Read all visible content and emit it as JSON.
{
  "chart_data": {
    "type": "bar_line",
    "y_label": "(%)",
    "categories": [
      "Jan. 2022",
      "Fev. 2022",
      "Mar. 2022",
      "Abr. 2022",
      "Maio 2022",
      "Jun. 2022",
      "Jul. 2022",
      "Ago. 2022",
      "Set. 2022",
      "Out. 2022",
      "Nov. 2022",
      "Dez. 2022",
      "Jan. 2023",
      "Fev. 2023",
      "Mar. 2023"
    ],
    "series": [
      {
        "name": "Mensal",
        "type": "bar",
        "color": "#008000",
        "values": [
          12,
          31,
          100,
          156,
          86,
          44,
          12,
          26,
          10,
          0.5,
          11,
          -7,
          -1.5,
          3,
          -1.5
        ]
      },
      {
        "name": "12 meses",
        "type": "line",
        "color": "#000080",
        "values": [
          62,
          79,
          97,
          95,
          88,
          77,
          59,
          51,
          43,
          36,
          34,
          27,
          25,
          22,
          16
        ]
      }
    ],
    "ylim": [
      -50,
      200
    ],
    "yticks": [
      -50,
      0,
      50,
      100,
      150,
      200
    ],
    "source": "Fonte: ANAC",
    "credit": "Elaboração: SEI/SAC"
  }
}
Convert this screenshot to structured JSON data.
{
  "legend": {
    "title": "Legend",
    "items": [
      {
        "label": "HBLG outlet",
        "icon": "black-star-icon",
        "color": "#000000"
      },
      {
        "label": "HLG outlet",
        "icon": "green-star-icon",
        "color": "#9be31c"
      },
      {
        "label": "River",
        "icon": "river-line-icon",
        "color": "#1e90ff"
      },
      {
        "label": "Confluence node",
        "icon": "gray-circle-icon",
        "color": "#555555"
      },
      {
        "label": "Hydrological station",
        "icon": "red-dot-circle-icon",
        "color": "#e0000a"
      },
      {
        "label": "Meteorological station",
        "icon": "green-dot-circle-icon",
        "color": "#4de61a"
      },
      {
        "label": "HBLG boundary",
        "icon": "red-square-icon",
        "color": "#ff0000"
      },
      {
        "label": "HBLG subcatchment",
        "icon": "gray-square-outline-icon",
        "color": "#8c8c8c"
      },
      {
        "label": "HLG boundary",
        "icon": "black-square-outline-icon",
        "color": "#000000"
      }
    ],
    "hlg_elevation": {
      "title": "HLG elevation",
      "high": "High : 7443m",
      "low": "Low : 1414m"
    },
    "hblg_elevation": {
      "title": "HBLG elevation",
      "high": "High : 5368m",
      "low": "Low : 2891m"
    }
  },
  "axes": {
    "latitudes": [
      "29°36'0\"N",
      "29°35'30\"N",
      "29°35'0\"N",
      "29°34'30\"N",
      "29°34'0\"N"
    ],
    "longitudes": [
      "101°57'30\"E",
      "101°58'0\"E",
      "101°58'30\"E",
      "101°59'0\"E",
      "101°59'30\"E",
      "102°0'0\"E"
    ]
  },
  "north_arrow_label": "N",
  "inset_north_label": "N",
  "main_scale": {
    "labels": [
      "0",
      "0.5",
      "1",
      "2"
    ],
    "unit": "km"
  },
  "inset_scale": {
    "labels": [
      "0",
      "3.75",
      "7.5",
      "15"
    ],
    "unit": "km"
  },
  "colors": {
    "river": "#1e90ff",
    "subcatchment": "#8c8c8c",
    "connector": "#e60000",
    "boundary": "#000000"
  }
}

---*---

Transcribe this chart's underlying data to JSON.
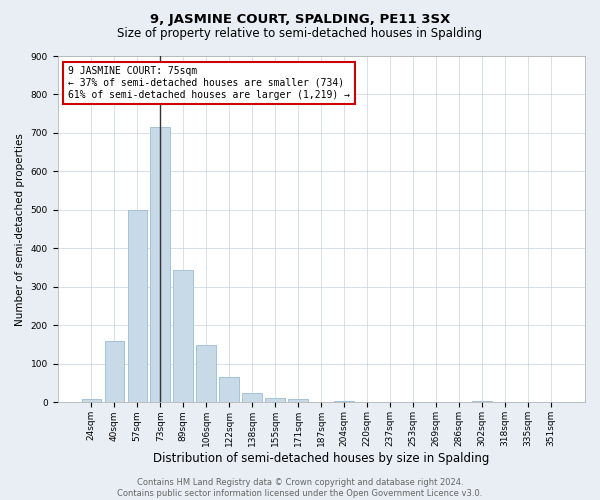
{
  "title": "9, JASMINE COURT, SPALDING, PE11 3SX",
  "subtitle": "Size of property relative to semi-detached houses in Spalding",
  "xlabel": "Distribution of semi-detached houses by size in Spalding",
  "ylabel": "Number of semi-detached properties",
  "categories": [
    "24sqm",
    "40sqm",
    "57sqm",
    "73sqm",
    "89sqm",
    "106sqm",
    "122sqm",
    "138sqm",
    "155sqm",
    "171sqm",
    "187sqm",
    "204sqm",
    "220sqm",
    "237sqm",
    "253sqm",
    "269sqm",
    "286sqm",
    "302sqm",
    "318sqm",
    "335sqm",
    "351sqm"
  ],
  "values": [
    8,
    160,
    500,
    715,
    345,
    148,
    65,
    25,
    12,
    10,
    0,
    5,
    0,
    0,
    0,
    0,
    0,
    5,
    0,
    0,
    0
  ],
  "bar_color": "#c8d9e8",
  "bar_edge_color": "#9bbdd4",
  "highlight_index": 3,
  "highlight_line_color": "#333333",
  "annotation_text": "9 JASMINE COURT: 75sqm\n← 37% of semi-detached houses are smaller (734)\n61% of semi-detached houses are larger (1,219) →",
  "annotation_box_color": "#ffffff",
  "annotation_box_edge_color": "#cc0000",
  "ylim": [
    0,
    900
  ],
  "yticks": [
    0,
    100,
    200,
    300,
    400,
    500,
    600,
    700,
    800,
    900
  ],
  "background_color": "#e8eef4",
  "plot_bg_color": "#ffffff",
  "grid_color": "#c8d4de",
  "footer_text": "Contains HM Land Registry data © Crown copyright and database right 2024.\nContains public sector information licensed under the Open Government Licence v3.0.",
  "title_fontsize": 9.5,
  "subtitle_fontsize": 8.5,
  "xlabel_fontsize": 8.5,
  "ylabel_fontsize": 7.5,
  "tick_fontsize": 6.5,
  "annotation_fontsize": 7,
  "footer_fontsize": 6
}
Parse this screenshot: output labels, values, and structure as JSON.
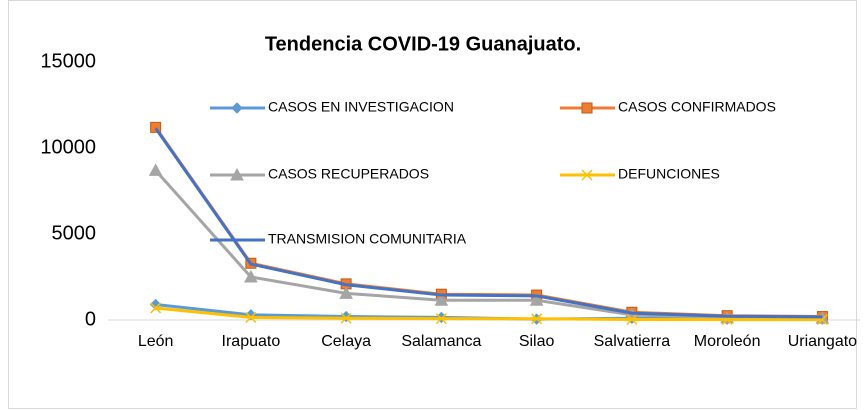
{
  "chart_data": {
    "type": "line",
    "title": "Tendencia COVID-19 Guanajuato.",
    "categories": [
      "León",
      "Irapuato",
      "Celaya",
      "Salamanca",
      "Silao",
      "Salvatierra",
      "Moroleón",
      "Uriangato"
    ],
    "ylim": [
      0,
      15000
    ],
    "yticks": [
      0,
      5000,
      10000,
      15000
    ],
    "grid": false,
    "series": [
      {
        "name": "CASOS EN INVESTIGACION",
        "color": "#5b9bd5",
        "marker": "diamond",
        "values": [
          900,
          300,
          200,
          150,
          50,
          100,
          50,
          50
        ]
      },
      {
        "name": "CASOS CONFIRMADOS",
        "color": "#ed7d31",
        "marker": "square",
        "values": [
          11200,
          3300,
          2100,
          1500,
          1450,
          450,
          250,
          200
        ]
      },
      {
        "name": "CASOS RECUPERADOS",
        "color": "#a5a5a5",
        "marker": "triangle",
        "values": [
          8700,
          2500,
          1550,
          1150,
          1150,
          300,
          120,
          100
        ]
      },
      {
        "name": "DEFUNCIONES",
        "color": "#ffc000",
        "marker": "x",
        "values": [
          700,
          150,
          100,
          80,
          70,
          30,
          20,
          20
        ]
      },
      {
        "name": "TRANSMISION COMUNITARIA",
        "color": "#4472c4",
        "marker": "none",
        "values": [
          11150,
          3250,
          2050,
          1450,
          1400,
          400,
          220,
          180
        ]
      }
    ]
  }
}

---*---

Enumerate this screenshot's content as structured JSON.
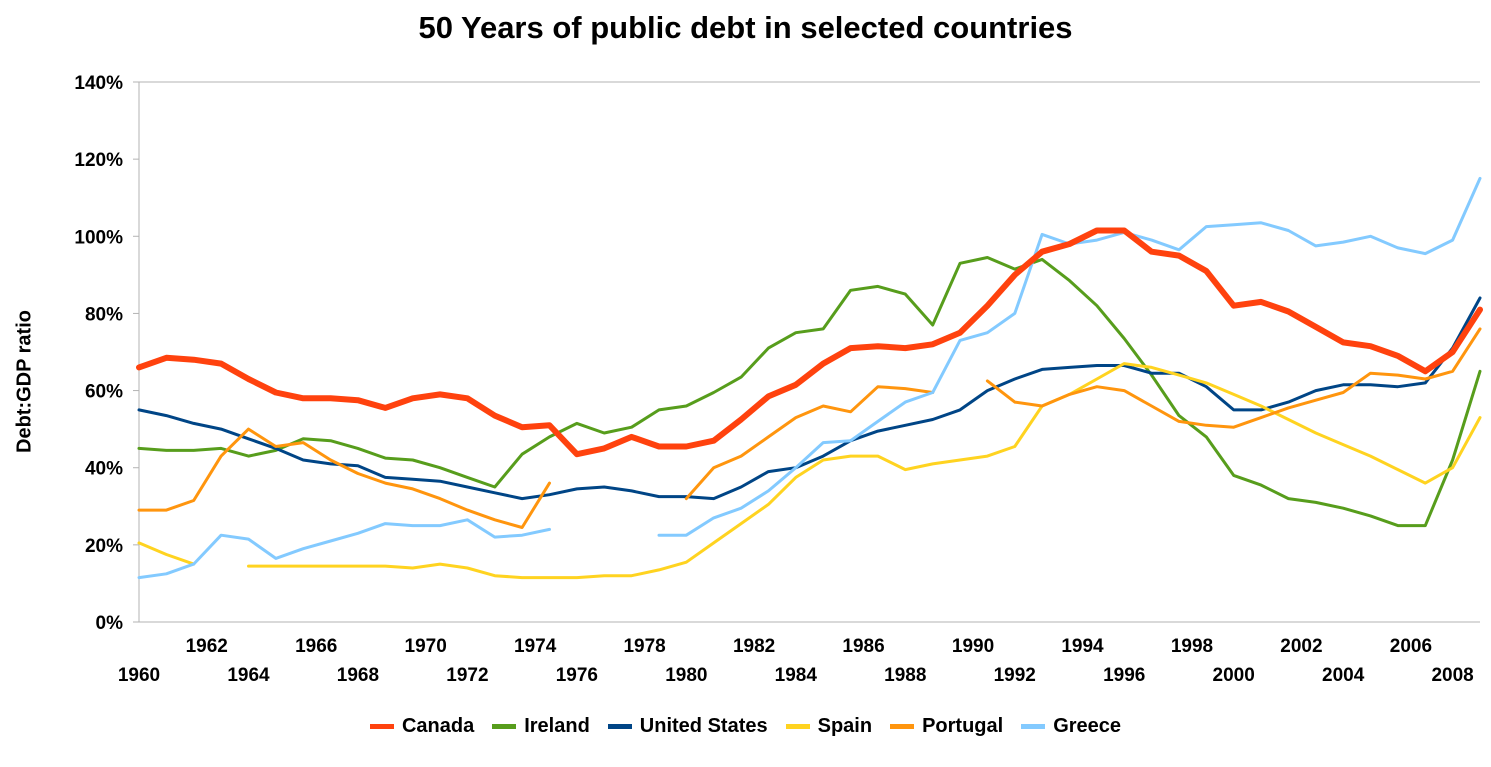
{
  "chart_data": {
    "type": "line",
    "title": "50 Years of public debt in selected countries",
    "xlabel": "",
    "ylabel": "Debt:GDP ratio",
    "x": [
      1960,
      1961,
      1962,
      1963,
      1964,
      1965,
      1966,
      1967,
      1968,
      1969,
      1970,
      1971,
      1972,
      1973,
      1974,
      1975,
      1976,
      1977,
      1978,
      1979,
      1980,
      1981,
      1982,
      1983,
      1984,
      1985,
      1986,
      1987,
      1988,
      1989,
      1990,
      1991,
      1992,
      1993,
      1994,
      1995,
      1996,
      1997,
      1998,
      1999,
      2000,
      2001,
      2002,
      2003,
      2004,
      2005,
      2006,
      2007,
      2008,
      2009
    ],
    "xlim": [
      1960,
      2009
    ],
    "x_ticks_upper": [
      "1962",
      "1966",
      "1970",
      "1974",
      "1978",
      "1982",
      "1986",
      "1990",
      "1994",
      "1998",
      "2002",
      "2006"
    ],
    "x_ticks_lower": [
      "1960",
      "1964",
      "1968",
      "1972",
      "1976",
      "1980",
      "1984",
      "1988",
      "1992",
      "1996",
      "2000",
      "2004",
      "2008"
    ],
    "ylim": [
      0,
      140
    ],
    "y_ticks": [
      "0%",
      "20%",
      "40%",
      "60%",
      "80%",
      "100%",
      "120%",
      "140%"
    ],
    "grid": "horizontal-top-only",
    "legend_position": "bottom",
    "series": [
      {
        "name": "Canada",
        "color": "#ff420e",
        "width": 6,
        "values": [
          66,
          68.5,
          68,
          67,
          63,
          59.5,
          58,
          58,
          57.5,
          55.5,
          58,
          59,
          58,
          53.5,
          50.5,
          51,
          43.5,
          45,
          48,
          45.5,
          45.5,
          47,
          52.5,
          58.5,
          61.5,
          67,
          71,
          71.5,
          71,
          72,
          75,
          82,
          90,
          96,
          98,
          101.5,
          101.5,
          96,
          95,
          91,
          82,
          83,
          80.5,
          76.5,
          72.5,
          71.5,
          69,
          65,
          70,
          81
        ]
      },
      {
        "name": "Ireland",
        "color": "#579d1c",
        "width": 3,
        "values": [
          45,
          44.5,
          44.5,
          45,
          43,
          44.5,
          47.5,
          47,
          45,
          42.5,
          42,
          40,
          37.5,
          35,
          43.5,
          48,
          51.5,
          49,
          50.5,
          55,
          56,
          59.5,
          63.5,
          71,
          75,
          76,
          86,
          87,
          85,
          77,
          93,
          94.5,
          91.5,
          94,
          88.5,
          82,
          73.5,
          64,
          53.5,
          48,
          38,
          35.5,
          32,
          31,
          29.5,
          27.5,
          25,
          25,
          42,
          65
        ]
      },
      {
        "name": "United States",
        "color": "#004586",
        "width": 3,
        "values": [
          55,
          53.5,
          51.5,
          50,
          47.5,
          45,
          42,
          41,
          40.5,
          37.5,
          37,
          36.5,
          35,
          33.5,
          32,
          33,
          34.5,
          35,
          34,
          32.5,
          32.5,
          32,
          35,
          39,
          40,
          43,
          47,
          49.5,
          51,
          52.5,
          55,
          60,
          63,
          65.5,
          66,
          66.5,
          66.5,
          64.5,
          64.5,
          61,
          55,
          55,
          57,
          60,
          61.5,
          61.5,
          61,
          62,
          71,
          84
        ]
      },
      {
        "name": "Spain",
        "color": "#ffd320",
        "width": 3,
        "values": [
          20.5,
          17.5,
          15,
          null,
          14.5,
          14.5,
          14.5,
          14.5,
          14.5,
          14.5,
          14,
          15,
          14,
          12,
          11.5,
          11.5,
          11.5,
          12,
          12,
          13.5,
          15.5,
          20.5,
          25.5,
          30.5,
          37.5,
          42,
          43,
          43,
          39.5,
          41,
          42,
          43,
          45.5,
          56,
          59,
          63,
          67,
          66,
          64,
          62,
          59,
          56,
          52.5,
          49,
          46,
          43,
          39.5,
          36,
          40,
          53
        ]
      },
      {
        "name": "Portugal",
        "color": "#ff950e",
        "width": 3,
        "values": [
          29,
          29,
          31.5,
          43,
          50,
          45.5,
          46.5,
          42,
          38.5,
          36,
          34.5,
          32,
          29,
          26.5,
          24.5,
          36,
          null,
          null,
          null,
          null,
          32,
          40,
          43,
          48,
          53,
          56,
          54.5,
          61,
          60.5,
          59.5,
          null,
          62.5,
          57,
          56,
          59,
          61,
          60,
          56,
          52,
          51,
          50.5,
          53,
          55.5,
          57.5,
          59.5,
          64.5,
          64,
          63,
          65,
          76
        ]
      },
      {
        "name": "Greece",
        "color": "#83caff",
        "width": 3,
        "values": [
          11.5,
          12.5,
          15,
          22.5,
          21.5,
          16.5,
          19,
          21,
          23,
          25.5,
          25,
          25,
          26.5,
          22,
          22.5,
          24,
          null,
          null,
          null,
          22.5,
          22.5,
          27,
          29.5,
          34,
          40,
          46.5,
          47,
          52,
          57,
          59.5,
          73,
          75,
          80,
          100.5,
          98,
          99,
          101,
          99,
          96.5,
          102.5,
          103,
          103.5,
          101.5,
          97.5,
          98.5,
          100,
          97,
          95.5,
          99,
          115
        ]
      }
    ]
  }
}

---*---

** PROBLEM STATEMENT **
Copy out the lines that hold "this".

** EXERCISE RESPONSE **
Convert this screenshot to structured JSON data.
Transcribe this chart's underlying data to JSON.
Parse this screenshot: output labels, values, and structure as JSON.
Enumerate this screenshot's content as structured JSON.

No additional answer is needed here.